- [EXERCISE]
Pick out each line in these entries that contains the string "Working".

- [MATERIAL SHOWN]
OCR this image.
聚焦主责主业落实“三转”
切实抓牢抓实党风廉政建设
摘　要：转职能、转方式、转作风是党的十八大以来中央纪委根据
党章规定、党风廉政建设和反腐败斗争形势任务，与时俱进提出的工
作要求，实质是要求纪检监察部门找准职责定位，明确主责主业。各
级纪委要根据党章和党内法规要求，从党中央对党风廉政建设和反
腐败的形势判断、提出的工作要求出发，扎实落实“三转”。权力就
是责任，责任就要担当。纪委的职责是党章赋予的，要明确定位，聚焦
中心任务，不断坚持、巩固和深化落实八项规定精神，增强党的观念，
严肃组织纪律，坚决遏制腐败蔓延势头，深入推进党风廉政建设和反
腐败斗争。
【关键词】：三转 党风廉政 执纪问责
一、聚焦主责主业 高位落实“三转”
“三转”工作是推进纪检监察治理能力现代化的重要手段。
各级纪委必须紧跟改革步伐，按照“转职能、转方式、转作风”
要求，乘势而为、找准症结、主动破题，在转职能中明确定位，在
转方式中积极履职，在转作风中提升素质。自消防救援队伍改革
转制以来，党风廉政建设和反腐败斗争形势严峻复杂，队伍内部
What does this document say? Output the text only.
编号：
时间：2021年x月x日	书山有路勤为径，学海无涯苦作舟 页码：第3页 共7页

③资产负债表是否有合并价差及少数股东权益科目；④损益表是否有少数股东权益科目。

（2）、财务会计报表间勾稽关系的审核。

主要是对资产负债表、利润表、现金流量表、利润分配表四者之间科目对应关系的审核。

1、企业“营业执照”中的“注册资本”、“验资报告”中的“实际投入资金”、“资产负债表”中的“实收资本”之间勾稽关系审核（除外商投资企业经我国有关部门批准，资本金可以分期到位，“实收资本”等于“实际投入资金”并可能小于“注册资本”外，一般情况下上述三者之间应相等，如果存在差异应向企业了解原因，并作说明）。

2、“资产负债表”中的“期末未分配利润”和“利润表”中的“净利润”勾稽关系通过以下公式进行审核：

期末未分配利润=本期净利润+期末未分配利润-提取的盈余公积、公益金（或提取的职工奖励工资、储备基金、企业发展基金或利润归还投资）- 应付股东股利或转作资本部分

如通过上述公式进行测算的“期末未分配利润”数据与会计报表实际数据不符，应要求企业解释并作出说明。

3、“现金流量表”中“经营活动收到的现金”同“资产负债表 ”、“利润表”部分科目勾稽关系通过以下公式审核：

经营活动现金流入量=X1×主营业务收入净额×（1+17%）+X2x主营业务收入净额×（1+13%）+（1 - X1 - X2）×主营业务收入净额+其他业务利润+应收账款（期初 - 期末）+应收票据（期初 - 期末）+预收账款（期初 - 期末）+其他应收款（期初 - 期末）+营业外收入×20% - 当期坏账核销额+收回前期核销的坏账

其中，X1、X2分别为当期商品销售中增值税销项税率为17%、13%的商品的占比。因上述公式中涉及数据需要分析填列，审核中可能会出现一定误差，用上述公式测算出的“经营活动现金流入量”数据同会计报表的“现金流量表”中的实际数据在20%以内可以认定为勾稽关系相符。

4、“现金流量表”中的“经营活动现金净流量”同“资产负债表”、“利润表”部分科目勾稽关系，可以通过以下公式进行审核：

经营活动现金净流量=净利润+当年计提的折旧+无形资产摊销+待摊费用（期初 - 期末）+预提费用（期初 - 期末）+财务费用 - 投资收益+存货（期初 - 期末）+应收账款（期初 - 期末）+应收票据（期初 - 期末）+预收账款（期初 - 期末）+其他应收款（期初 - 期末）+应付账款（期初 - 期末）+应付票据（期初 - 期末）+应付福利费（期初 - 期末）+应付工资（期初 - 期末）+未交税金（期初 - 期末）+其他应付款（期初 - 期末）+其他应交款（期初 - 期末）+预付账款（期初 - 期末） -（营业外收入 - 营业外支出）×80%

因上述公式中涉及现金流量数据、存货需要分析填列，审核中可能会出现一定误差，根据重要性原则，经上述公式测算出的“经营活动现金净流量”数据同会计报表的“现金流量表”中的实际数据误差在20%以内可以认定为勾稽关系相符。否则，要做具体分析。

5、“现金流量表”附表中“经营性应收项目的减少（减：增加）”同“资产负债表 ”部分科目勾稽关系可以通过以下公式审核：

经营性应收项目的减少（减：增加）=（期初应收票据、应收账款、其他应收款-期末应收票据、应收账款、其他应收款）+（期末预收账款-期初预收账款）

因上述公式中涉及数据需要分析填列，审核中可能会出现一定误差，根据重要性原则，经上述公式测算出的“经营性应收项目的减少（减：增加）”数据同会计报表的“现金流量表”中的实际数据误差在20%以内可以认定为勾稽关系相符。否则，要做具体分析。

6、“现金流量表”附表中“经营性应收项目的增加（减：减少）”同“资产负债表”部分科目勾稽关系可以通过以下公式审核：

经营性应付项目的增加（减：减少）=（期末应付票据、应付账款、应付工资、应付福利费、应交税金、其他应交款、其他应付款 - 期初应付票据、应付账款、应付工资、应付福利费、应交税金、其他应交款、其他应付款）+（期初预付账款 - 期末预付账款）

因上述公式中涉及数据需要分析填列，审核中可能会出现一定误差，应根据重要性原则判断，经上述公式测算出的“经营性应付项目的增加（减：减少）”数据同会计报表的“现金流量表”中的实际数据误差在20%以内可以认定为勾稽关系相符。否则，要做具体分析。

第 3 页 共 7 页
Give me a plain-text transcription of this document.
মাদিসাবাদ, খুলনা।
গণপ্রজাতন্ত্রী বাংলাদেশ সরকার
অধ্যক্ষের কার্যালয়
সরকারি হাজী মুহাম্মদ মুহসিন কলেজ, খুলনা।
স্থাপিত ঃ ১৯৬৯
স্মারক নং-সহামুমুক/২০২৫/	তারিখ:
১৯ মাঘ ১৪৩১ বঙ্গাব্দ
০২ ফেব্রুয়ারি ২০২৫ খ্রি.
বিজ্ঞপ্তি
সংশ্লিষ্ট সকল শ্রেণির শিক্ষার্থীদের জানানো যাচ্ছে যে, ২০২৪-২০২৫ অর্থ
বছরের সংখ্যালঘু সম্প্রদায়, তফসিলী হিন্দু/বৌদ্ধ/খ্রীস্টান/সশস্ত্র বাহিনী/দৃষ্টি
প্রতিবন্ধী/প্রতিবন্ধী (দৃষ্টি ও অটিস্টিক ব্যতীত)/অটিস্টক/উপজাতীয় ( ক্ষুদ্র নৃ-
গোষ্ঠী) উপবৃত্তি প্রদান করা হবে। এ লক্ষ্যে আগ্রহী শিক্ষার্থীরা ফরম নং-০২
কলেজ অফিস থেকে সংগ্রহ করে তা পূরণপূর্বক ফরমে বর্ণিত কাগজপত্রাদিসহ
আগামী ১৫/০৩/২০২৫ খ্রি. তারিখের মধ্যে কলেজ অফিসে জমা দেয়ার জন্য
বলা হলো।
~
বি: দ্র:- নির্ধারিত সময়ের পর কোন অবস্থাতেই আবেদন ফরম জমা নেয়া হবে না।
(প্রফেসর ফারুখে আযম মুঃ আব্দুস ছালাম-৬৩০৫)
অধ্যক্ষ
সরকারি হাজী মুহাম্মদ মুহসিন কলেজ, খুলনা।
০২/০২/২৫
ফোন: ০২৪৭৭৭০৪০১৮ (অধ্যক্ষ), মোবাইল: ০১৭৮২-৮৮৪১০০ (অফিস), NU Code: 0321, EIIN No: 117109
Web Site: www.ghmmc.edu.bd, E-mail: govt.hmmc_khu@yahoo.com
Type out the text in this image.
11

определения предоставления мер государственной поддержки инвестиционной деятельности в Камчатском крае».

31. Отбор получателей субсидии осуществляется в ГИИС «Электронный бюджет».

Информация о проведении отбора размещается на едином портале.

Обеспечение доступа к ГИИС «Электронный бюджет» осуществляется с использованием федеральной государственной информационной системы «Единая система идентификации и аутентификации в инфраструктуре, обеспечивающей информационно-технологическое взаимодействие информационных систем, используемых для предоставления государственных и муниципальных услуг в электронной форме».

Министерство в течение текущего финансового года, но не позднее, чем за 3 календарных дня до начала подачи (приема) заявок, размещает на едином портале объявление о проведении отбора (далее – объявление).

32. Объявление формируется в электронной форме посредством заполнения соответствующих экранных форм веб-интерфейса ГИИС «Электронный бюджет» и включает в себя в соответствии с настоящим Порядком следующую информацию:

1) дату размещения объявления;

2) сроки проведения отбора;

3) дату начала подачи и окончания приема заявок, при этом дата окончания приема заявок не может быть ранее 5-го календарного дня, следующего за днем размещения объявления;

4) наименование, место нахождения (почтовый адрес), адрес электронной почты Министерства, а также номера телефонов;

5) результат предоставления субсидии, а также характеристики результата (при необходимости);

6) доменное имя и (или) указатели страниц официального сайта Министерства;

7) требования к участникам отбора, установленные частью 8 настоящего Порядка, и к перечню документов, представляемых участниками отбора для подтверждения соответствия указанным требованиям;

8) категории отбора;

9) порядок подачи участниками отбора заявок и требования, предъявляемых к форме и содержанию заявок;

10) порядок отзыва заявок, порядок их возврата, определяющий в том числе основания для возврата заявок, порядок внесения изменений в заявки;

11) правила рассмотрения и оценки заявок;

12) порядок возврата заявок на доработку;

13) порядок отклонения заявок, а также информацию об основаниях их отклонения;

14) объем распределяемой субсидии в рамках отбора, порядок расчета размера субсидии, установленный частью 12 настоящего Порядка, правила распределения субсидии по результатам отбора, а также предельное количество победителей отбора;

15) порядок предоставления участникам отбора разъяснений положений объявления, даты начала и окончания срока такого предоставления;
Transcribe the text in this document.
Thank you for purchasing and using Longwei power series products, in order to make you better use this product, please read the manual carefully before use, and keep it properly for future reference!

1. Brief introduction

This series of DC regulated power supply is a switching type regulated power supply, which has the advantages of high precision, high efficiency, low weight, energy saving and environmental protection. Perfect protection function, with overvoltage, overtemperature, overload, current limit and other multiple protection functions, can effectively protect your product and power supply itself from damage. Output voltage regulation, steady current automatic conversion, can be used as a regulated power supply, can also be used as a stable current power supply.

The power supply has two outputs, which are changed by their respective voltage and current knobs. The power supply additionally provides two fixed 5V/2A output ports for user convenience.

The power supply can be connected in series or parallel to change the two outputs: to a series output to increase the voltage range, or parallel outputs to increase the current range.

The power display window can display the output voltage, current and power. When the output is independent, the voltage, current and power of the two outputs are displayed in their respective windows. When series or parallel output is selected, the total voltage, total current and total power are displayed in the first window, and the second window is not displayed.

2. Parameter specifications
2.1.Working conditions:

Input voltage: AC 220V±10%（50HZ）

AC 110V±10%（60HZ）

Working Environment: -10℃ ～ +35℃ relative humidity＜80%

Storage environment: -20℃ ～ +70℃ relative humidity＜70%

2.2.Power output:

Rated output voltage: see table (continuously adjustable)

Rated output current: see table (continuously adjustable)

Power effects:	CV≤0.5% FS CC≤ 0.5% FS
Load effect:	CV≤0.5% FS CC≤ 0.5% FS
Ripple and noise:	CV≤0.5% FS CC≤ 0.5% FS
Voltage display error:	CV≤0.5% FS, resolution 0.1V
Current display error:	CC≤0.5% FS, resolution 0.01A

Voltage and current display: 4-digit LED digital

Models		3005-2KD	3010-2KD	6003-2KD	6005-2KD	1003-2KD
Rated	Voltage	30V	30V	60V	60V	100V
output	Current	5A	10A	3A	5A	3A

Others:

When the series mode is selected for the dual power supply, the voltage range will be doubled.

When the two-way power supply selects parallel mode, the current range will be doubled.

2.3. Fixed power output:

- [WRITTEN SOLUTION]
2.1.Working conditions:
Working Environment: -10℃ ～ +35℃ relative humidity＜80%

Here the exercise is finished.